This highly visual survey of American history introduces students to the key features of American political, social, and economic history in an exciting format designed to ignite students passion to know history. The American Journey, Brief Editionprovides students with the most support available in reading, thinking, and applying the material they are learning in the text and in lecture. A series of pedagogical aids, in text and out of class study companions, as well as complete instructor presentational and assessment support make this text the perfect choice for those looking to make history come alive for their students. The path that led the authors to The American Journeybegan in the classroom with their students. The goal of this text is to make American history accessible to students. The key to that goal--the core of the book--is a strong, clear narrative and a positive theme of The American "Journey." American history is a compelling story that the authors tell in an engaging, forthright way, while providing students with an abundance of tools to help them absorb that story and put it into context. This text combines political and social history, to fit the experience of particular groups into the broader perspective of the American past, to give voice to minor and major players alike, because the history of America is in the stories of its people.

Author Biography

David Goldfield received his Ph.D. in history from the University of Maryland. Since 1982 he has been Robert Lee Bailey Professor of History at the University of North Carolina in Charlotte. He is the author or editor of thirteen books on various aspects of southern and urban history. Two of his works—Cotton Fields and Skyscrapers: Southern City and Region, 1607-1980 (1982) and Black, White, and Southern: Race Relations and Southern Culture, 1940 to the Present (1990)—received the Mayflower Award for nonfiction and was nominated for the Pulitzer Prize in history. His most recent book is Still Fighting the Civil War: The American South and Southern History (2002). When he is not writing history, Dr. Goldfield applies his historical craft to history museum exhibits, voting rights cases, and local planning and policy issues.

Carl Abbott is a professor of Urban Studies and planning at Portland State University. He taught previously in the history departments at the University of Denver and Old Dominion University, and held visiting appointments at Mesa College in Colorado and George Washington University. He holds degrees in history from Swarthmore College and the University of Chicago. He specializes in the history of cities and the American West and serves as co-editor of the Pacific Historical Review. His books include The New Urban America: Growth and Politics in Sunbelt Cities (1981, 1987), The Metropolitan Frontier: Cities in the Modern American West (1993), Planning a New West: The Columbia River Gorge National Scenic Area (1997), and Political Terrain: Washington, D.C. from Tidewater Town to Global Metropolis (1999). He is currently working on a comprehensive history of the role of urbanization and urban culture in the history of western North America.

====

Work to do:
(a) Which lines of the records contain the string "List"? Return each such line in full, treating uppercase and lowercase as different.
(b) Pick up the description of the American history textbook and its authors after its last sentence, and keep writing it.

Data provided:
====

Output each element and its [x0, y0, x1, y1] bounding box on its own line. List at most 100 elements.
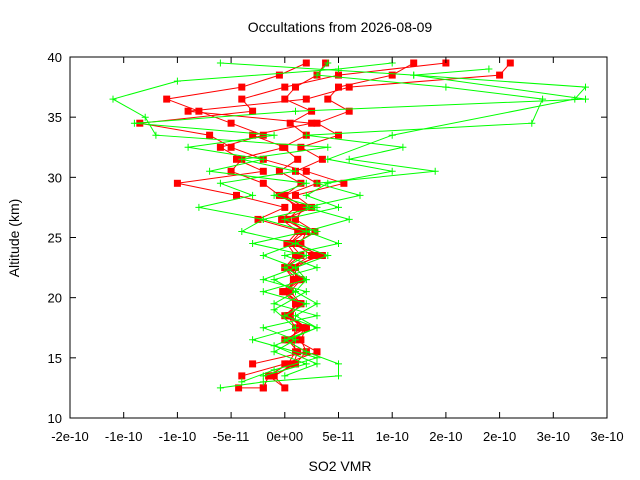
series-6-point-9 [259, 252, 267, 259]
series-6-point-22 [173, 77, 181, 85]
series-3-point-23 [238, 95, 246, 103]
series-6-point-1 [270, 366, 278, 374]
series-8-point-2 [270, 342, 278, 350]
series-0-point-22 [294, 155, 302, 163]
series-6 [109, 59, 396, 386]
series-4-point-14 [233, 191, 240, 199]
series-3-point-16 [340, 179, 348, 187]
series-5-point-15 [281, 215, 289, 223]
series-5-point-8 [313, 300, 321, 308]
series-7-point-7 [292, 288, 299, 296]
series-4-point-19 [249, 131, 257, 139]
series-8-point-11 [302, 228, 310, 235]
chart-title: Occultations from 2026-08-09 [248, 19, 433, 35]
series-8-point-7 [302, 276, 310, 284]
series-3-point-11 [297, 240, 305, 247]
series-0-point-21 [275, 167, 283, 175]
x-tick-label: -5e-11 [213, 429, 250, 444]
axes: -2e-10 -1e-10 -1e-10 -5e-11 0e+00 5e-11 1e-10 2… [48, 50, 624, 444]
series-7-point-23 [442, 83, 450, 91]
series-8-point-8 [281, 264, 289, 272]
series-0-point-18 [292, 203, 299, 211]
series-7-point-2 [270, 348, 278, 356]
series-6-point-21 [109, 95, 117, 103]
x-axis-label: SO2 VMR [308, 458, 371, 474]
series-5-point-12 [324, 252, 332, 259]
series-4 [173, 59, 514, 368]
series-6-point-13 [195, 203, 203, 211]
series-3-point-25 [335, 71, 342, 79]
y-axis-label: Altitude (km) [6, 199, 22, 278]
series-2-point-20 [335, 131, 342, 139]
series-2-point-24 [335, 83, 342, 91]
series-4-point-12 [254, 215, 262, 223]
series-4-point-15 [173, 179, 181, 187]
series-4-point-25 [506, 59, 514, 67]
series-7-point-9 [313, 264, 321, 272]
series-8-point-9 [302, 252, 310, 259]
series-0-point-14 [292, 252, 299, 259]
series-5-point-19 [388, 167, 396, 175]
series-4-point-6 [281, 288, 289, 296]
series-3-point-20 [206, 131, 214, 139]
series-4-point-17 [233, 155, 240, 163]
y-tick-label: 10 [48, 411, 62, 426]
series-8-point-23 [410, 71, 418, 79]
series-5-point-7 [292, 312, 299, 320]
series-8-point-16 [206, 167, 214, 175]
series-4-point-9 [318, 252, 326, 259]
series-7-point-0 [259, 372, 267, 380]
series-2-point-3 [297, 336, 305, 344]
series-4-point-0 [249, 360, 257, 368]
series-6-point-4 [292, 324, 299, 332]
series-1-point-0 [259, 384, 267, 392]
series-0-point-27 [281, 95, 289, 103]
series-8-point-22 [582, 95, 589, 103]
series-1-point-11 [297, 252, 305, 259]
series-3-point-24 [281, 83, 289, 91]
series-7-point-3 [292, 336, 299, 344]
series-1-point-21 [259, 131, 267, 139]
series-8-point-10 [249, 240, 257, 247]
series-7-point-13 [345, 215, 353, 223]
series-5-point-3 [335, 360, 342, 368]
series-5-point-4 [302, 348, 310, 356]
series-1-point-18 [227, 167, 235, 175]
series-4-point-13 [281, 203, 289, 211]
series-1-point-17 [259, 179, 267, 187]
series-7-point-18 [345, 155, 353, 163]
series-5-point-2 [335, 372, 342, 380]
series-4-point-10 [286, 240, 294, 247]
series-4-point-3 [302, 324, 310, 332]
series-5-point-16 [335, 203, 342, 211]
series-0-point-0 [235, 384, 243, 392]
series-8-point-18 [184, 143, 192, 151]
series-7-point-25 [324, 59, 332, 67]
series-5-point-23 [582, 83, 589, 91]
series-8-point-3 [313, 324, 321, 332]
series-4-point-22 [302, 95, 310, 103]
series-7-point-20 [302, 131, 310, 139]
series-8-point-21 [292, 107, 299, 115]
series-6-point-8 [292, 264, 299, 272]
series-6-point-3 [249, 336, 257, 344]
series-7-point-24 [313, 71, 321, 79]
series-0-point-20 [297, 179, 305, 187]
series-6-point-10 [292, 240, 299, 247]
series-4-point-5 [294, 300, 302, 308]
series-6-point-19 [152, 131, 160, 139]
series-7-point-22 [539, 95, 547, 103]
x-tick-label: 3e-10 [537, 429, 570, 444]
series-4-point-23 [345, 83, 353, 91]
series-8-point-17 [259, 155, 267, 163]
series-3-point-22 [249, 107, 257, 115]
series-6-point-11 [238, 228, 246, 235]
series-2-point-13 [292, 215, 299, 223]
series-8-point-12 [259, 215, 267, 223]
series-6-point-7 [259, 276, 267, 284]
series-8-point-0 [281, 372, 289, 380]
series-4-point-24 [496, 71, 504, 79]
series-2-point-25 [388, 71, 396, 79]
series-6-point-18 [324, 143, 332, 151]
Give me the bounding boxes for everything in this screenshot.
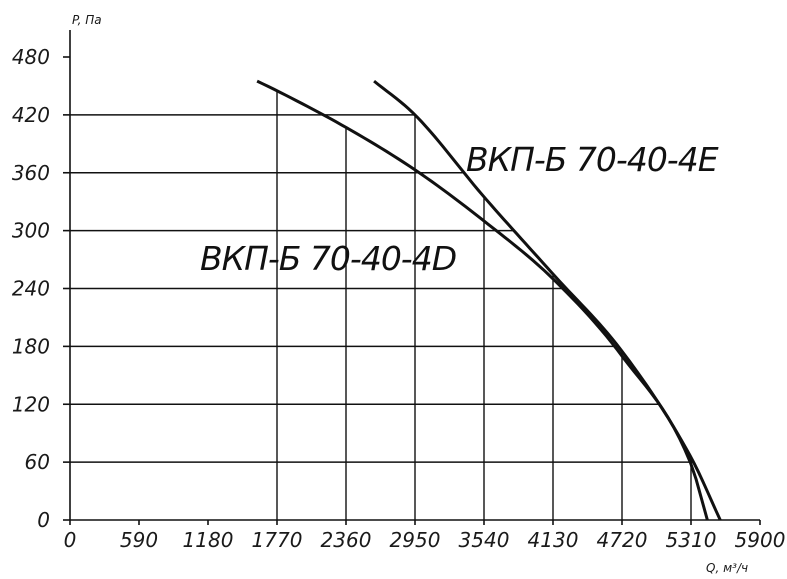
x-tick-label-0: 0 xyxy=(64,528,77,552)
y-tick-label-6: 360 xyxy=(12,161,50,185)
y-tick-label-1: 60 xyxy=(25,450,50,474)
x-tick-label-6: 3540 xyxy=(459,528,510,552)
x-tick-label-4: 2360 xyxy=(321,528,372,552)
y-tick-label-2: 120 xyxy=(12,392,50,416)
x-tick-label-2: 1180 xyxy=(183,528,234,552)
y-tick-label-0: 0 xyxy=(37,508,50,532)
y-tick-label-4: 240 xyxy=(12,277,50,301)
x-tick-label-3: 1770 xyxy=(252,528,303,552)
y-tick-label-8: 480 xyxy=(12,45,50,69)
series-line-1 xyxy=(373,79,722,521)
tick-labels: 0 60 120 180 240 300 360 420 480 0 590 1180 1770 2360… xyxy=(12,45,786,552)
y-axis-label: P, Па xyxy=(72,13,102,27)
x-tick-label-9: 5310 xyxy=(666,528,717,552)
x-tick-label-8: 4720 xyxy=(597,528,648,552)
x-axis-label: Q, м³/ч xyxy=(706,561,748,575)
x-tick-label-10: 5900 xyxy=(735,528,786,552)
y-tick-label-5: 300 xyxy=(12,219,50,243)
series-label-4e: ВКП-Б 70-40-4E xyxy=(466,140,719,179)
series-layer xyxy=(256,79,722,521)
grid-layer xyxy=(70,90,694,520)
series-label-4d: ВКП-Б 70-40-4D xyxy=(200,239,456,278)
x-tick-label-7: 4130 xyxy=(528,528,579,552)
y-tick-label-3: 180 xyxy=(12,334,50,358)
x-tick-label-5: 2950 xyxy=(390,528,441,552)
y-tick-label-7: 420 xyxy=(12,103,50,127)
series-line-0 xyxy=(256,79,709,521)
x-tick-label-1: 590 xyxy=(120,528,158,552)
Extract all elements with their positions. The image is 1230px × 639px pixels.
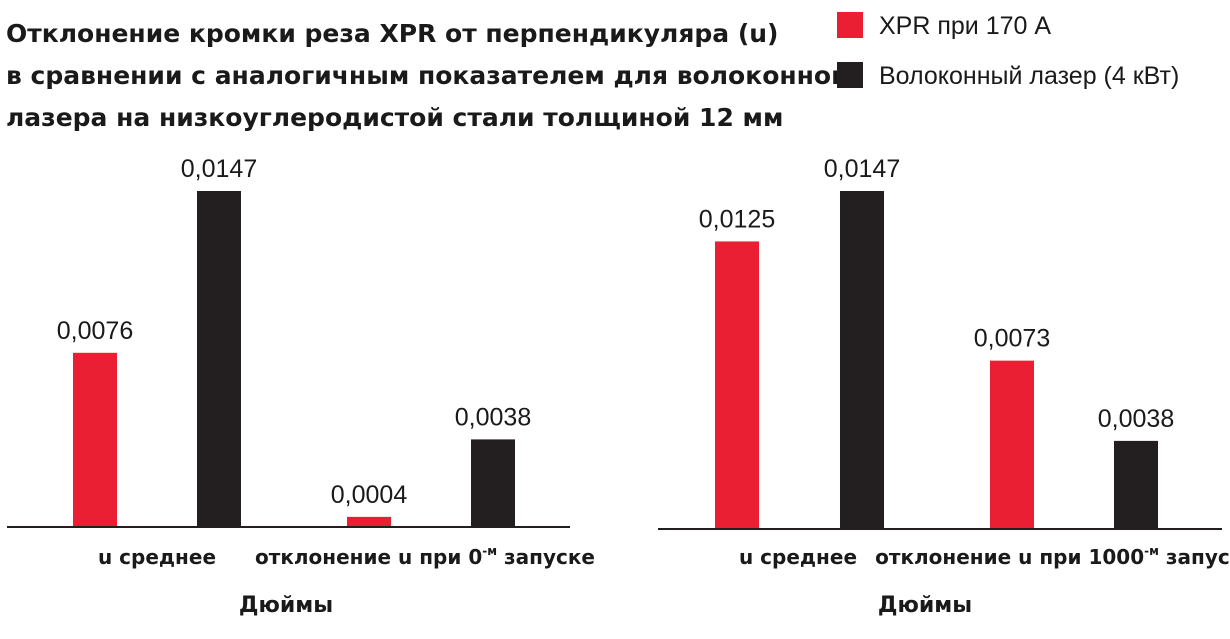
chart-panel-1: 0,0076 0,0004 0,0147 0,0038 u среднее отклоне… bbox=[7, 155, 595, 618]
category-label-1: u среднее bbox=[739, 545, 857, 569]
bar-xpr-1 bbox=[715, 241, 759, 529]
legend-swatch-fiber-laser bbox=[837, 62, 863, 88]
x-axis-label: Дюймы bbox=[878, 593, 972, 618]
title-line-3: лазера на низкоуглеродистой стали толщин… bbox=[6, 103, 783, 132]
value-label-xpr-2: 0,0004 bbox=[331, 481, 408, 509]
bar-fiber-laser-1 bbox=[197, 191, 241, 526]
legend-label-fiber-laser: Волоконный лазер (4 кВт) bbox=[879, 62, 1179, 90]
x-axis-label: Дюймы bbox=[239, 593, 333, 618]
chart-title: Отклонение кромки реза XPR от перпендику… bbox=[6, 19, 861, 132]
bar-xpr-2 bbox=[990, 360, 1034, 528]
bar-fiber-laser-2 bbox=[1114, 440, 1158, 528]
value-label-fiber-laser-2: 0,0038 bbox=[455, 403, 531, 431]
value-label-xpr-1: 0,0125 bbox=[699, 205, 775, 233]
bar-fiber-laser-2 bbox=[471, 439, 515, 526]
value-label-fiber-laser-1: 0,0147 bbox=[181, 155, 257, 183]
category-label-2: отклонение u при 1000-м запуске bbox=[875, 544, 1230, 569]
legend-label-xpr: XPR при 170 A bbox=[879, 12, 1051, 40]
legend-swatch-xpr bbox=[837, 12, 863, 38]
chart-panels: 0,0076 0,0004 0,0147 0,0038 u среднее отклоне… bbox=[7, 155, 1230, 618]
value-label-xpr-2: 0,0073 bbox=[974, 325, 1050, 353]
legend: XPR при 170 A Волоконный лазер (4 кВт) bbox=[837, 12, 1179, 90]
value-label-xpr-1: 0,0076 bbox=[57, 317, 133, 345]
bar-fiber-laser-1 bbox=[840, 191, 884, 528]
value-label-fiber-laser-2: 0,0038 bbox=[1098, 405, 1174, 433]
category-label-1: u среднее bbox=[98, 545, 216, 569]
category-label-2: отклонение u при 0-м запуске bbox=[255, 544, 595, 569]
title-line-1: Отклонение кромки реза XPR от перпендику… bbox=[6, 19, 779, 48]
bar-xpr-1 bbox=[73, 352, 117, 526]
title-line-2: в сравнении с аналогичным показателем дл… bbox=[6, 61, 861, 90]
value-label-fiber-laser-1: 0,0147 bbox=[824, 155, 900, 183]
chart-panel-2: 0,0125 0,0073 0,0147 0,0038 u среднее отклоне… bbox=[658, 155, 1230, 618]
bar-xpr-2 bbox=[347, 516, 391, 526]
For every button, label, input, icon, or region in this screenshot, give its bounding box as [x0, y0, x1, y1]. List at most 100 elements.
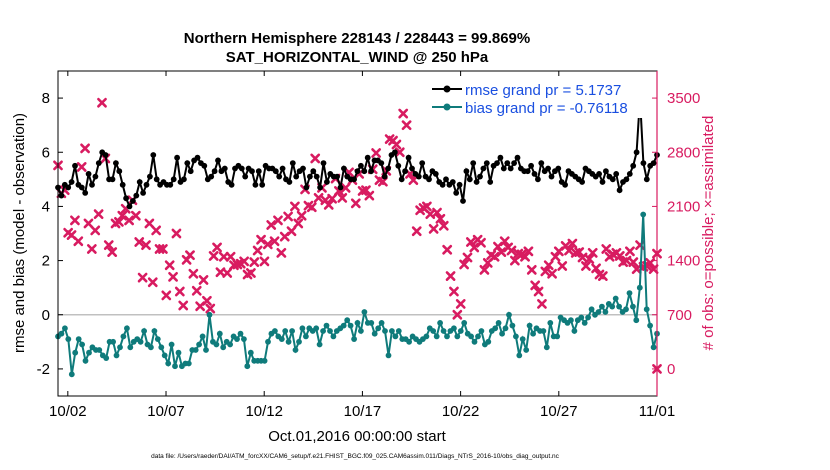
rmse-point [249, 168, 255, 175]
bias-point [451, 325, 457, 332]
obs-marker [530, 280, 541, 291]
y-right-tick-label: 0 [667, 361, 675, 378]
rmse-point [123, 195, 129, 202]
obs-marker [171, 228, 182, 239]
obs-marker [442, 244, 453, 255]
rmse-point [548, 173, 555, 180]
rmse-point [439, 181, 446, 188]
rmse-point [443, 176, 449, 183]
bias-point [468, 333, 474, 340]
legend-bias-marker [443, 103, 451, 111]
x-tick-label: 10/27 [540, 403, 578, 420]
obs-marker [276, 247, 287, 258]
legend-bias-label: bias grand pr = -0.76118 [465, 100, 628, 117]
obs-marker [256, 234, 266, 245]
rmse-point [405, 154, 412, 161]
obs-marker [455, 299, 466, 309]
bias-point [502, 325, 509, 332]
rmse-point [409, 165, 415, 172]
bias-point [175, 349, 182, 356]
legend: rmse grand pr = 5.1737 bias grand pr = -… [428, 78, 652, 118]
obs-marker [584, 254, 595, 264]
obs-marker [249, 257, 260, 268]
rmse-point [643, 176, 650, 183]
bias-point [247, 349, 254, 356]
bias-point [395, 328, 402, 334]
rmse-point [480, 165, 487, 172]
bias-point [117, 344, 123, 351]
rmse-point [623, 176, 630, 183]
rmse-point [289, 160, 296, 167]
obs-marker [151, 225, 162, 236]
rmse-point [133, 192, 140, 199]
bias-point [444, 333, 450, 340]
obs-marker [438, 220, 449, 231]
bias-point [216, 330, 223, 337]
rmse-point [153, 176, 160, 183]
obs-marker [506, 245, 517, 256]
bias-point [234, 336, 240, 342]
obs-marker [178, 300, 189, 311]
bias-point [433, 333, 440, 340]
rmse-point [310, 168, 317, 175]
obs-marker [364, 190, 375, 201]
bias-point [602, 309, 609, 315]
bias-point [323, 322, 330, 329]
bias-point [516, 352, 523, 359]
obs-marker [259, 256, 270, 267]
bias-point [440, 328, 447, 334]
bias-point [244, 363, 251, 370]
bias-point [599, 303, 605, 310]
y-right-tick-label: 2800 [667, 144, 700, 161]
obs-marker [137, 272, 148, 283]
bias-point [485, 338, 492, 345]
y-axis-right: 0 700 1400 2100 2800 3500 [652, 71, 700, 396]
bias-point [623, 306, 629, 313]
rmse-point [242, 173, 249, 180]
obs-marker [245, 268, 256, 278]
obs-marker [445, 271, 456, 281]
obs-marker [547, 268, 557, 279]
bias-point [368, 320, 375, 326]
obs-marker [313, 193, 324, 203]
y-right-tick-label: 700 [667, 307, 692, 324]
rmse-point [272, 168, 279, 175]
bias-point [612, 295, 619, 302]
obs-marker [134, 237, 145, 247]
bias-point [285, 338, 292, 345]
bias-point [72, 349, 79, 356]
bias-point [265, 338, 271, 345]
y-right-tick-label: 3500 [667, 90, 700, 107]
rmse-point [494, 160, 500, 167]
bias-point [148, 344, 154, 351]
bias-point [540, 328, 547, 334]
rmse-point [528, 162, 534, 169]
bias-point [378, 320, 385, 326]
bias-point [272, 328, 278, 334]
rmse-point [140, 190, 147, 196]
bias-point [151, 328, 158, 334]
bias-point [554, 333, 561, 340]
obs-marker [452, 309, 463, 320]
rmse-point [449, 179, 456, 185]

====

Answers for the tasks:
(a)
Output each element and its [x0, y0, x1, y1] bounding box on its own line. List at most 100 elements.
For every button, label, input, icon, or region in this screenshot, give its bounding box as [x0, y0, x1, y1]. List at most 100 elements.

(b)
Virginia DeJohn Anderson is Associate Professor of History at the University of Colorado at Boulder. She received her B.A. from the University of Connecticut. As the recipient of a Marshall Scholarship, she earned an M.A. degree at the University of East Anglia in Norwich, England. Returning to the United States, she received her A.M. and Ph.D. degrees from Harvard University. She is the author of New England’s Generation: The Great Migration and the Formation of Society and Culture in the Seventeenth Century (1991) and several articles on colonial history, which have appeared in such journals as the William and Mary Quarterly and the New England Quarterly. She is currently finishing a book entitled Creatures of Empire: People and Animals in Early America.

  Jo Ann E. Argersinger received her Ph.D. from George Washington University and is Professor of History at Southern Illinois University. A recipient of fellowships from the Rockefeller Foundation and the National Endowment for the Humanities, she is a historian of social, labor, and business policy. Her publications include Toward a New Deal in Baltimore: People and Government in the Great Depression (1988) and Making the Amalgamated: Gender, Ethnicity, and Class in the Baltimore Clothing Industry (1999).

Peter H. Argersinger received his Ph.D. from the University of Wisconsin and is Professor of History at Southern Illinois University. He has won several fellowships as well as the Binkley-Stephenson Award from the Organization of American Historians. Among his books on American political and rural history are Populism and Politics (1974), Structure, Process, and Party (1992), and The Limits of Agrarian Radicalism (1995). His current research focuses on the political crisis of the 1890s.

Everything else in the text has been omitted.